::: Provided records
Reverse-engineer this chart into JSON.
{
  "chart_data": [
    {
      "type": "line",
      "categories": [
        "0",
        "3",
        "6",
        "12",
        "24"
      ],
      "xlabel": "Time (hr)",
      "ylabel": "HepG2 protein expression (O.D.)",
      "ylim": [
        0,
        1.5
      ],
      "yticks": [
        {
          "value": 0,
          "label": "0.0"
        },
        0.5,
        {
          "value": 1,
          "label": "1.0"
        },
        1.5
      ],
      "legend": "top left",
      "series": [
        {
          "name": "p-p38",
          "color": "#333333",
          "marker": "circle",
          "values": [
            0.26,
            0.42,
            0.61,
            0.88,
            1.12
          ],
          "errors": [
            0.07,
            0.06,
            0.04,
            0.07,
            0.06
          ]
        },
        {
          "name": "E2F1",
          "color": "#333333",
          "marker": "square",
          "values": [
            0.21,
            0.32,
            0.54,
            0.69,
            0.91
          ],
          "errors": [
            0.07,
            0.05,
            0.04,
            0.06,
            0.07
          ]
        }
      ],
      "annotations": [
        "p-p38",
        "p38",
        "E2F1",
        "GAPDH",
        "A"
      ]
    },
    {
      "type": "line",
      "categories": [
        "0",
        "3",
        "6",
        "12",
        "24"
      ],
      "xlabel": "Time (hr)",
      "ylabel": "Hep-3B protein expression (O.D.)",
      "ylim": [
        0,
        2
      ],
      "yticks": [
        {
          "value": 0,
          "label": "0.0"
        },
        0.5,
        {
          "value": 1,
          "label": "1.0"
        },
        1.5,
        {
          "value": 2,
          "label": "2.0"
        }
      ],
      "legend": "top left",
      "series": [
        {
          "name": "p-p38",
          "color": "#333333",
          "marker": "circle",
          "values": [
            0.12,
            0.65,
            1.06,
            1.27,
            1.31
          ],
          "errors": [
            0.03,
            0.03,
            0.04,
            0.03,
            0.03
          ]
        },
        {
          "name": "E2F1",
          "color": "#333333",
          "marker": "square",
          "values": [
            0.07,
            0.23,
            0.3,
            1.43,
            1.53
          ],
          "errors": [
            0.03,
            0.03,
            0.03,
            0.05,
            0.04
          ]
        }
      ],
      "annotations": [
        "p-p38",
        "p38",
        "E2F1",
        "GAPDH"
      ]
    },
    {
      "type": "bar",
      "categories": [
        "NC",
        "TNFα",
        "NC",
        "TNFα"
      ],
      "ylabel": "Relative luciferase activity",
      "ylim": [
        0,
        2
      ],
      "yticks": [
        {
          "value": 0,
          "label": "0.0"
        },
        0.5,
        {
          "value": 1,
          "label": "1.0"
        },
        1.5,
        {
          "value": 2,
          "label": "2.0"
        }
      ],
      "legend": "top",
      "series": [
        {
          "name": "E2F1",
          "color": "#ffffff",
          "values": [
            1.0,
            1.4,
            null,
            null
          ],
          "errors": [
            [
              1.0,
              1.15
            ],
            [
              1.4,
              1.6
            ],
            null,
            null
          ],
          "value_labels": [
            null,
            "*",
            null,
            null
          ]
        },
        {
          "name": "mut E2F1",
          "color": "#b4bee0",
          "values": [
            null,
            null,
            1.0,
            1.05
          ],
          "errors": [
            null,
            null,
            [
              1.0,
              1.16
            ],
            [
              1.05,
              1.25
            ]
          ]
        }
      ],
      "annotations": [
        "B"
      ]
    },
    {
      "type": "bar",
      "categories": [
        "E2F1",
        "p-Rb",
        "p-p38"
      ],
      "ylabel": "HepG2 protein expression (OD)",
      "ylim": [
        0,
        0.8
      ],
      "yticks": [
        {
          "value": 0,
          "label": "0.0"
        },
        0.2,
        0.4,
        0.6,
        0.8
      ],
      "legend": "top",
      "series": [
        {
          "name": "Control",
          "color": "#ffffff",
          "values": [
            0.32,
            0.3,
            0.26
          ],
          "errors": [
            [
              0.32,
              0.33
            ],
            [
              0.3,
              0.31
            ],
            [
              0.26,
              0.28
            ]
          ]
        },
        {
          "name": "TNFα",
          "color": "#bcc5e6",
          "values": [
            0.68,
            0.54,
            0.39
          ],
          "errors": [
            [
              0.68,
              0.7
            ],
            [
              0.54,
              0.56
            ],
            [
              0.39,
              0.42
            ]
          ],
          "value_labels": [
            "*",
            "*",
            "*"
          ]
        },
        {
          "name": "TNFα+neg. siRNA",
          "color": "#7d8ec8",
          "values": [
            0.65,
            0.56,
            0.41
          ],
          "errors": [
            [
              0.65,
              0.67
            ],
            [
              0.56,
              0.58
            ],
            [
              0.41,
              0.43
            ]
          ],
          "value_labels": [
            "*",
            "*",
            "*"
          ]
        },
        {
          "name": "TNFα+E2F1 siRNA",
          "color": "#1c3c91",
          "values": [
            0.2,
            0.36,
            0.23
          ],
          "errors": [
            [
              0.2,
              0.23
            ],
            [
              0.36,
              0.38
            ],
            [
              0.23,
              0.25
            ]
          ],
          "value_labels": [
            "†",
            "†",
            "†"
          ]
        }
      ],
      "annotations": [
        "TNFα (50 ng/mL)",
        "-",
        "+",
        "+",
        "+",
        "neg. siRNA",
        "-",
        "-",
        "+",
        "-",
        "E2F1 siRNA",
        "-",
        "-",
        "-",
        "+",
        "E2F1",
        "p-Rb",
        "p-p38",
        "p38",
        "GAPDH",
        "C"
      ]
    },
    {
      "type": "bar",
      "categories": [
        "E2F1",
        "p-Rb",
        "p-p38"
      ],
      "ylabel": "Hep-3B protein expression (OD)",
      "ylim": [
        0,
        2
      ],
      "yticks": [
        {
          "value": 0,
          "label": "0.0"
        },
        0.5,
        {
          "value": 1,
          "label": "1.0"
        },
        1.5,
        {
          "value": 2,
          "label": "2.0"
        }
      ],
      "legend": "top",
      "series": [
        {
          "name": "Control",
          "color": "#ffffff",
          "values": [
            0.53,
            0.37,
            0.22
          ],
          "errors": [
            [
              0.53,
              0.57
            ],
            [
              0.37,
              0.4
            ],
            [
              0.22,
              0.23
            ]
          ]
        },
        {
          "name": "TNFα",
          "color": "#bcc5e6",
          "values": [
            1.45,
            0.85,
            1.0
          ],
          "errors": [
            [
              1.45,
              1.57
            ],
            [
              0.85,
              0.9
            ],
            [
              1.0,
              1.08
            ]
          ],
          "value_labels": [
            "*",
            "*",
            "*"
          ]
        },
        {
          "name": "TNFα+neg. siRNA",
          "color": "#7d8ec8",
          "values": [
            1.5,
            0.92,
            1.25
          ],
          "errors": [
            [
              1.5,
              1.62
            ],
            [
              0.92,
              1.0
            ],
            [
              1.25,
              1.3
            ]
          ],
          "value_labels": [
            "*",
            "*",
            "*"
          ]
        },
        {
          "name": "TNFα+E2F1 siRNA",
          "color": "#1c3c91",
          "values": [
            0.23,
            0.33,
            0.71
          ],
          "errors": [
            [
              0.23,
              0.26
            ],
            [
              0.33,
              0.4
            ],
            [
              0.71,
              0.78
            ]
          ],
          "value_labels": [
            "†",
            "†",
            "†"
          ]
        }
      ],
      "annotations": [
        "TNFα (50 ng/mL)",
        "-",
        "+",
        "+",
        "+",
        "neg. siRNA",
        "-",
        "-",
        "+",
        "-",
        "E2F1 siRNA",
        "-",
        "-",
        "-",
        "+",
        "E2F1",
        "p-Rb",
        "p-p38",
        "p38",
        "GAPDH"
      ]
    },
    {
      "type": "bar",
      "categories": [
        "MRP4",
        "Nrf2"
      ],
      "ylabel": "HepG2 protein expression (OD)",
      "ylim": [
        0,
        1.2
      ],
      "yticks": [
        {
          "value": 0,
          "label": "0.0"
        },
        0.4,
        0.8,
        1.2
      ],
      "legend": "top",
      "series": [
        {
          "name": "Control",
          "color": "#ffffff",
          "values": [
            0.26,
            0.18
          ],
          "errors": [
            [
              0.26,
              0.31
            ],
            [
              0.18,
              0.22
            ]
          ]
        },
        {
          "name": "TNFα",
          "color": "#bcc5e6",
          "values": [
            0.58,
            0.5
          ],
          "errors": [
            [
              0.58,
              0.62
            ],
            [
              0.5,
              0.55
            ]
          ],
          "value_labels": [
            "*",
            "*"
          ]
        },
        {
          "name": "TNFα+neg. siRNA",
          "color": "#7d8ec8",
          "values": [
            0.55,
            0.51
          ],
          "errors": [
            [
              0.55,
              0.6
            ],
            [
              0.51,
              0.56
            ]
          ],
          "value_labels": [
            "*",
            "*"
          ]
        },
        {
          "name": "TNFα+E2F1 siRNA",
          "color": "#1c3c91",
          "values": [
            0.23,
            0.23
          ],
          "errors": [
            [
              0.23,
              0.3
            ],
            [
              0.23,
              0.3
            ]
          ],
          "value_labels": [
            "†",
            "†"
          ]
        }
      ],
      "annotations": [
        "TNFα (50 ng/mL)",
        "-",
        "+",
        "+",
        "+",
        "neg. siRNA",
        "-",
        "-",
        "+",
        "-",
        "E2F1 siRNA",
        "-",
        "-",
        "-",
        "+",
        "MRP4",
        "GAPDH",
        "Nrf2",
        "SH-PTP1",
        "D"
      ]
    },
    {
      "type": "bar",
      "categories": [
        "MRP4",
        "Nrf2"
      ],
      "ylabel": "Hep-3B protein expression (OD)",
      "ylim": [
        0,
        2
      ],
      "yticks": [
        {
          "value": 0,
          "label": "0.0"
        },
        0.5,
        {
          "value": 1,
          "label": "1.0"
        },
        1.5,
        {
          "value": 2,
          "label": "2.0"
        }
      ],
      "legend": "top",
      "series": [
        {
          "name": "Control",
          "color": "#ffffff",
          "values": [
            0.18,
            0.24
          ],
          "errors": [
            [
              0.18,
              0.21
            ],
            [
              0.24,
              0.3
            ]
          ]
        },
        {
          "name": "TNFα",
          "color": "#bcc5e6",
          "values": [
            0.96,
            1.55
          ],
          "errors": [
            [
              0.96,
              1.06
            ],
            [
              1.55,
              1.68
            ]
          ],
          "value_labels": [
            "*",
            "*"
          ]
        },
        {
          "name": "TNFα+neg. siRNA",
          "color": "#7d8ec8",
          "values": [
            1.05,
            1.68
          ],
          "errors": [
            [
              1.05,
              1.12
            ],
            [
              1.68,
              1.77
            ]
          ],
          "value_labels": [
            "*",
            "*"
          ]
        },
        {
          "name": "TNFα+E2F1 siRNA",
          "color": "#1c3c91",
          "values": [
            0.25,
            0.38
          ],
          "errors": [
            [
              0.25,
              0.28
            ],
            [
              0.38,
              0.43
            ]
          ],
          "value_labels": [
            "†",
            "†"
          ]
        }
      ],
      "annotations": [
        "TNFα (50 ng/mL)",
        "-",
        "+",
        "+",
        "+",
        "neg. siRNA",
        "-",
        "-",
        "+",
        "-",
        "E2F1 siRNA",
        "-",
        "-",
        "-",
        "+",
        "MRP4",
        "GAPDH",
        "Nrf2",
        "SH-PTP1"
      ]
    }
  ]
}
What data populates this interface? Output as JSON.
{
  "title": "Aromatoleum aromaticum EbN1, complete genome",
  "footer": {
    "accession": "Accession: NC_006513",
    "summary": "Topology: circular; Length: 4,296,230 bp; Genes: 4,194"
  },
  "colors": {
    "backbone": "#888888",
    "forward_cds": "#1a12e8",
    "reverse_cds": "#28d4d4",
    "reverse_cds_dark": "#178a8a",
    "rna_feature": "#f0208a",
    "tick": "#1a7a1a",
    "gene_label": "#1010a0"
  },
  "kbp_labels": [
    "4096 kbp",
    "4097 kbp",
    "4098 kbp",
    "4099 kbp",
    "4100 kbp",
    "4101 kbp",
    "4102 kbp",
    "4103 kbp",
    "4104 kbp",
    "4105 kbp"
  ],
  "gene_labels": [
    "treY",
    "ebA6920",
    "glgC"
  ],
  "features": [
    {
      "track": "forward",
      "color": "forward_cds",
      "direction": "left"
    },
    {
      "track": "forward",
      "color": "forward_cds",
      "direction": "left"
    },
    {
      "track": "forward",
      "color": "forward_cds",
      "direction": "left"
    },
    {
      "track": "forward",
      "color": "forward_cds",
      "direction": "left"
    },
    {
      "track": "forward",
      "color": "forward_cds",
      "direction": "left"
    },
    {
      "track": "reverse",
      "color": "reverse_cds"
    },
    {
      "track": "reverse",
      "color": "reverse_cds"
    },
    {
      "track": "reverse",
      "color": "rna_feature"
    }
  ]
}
::::::
## [Prompt]
Find the line containing "What data populates" in the data above. Please transcribe it and every line after it, exactly.

## [Your solution]
What data populates this interface? Output as JSON.
{
  "title": "Aromatoleum aromaticum EbN1, complete genome",
  "footer": {
    "accession": "Accession: NC_006513",
    "summary": "Topology: circular; Length: 4,296,230 bp; Genes: 4,194"
  },
  "colors": {
    "backbone": "#888888",
    "forward_cds": "#1a12e8",
    "reverse_cds": "#28d4d4",
    "reverse_cds_dark": "#178a8a",
    "rna_feature": "#f0208a",
    "tick": "#1a7a1a",
    "gene_label": "#1010a0"
  },
  "kbp_labels": [
    "4096 kbp",
    "4097 kbp",
    "4098 kbp",
    "4099 kbp",
    "4100 kbp",
    "4101 kbp",
    "4102 kbp",
    "4103 kbp",
    "4104 kbp",
    "4105 kbp"
  ],
  "gene_labels": [
    "treY",
    "ebA6920",
    "glgC"
  ],
  "features": [
    {
      "track": "forward",
      "color": "forward_cds",
      "direction": "left"
    },
    {
      "track": "forward",
      "color": "forward_cds",
      "direction": "left"
    },
    {
      "track": "forward",
      "color": "forward_cds",
      "direction": "left"
    },
    {
      "track": "forward",
      "color": "forward_cds",
      "direction": "left"
    },
    {
      "track": "forward",
      "color": "forward_cds",
      "direction": "left"
    },
    {
      "track": "reverse",
      "color": "reverse_cds"
    },
    {
      "track": "reverse",
      "color": "reverse_cds"
    },
    {
      "track": "reverse",
      "color": "rna_feature"
    }
  ]
}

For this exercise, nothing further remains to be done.